## Exercise directions
Please write the next part of the reading text on repetitive play and mental age in Sibs-ASD, starting after its last sentence.
*** Reading text ***
The relation between mental age and early RSMs was highlighted in a recent study of repetitive play in Sibs-ASD by Christensen et al. (2010), who found that controlling for mental age considerably influenced the main findings of the study. During an unstructured play assessment, differences in non-functional repetitive play were examined in 18-month-old Sibs-ASD and TD children (comprising both first-born TD children and Sibs-TD). Three Sibs-ASD outcome groups were identified following a diagnostic assessment at 36 months: ASD, Other Delays, and No Delays. Results revealed that Sibs-ASD in all three outcome groups demonstrated significantly more non-functional repetitive play than did the TD group. However, after controlling for group differences in verbal mental age at 18 months, the only group differences in repetitive play that remained were between the No Delays Sibs-ASD group and the TD group (i.e., only the subgroup of Sibs-ASD with no delays had more repetitive play than the TD group). These results point not only to the importance of considering developmental level in interpreting group differences in RSMs, but also to the intriguing possibility that increased RSMs with objects in infancy may be associated with better outcomes (i.e., no signs of developmental delay in toddlerhood) for some subgroups of Sibs-ASD. However, the extent to which these findings would generalize to RSMs with body, to nonverbal measures of mental age, or to other samples, remains to be seen. In particular, due to previous evidence for a negative relationship between mental age and RSMs with body (Bartak and Rutter 1976; Bishop et al. 2006; Campbell et al. 1990), additional research examining the relation of RSMs with body and mental age in Sibs-ASD samples appears warranted.
*** Entries supplied ***
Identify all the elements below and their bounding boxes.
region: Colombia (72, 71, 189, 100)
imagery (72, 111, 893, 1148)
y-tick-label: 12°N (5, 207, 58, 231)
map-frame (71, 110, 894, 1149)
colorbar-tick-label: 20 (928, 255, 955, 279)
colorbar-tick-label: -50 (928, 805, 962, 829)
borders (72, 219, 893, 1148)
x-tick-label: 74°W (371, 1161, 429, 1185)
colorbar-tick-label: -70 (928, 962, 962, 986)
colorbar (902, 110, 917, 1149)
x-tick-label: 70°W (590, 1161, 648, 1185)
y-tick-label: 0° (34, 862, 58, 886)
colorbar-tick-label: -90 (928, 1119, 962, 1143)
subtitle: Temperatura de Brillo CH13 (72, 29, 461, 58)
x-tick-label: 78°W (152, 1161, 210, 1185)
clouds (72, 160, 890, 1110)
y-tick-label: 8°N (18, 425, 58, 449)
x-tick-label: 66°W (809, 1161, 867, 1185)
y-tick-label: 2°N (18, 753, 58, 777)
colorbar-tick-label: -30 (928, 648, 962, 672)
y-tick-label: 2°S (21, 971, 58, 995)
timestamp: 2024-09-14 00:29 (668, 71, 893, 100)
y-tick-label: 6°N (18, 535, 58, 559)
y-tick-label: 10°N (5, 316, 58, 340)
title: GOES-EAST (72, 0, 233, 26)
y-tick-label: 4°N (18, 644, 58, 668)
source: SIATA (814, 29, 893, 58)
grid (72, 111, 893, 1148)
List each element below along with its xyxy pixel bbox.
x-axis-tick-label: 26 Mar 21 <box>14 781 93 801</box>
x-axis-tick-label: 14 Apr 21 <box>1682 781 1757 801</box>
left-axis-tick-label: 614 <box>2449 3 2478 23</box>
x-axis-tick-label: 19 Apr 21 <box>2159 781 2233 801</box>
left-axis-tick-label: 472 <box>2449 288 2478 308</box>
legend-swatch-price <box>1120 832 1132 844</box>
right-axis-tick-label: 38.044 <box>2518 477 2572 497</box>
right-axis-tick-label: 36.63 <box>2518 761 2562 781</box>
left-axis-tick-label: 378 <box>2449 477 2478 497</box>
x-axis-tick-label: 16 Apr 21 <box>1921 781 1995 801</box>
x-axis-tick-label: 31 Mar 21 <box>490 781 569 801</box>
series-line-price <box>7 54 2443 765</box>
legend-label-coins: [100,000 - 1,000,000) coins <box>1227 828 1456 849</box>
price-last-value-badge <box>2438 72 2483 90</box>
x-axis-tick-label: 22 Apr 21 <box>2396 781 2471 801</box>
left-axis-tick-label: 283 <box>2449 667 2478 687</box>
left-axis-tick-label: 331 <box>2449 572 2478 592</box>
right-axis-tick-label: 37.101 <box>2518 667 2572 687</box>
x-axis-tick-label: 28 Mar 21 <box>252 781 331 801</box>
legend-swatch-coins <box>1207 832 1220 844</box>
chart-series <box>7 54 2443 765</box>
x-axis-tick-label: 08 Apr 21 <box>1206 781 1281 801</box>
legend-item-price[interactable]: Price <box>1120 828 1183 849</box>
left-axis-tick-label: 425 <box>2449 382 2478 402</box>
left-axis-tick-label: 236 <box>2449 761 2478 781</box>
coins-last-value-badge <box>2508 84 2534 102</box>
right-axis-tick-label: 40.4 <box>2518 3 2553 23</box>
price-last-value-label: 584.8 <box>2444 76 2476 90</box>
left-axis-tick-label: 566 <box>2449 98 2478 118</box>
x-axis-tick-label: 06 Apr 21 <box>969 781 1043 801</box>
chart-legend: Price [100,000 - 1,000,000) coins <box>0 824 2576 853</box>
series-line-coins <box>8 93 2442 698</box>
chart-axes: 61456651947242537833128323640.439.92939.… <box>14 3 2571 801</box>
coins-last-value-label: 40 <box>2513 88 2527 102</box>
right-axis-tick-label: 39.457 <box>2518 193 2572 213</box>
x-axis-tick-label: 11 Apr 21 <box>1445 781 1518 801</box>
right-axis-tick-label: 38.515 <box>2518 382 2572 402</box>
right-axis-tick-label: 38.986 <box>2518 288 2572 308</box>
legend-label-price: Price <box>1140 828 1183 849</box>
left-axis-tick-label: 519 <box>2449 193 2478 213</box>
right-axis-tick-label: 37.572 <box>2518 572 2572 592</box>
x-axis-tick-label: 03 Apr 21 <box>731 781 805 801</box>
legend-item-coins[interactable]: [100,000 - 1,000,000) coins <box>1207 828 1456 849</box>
***
## Output of the task
The purpose of the present study was to provide further clarification regarding the presence and potential diagnostic implications of body and object RSMs in infant siblings of children with ASD. Our primary objective was to determine the extent to which RSMs are elevated in Sibs-ASD with and without later diagnoses of ASD, relative to Sibs-TD, after matching on mental age. The answer to this question ultimately has important implications not only for early identification of ASD, but also for understanding the developmental trajectories of high-risk siblings with and without ASD outcomes. We were also interested in shedding some light on the inconsistent results that have been obtained between prospective population-based studies and infant sibling studies. Toward this end, we utilized the same observational coding system employed by previous population-based studies (i.e., the RSMS; Morgan et al. 2008; Wetherby and Morgan 2007) with an infant sibling sample.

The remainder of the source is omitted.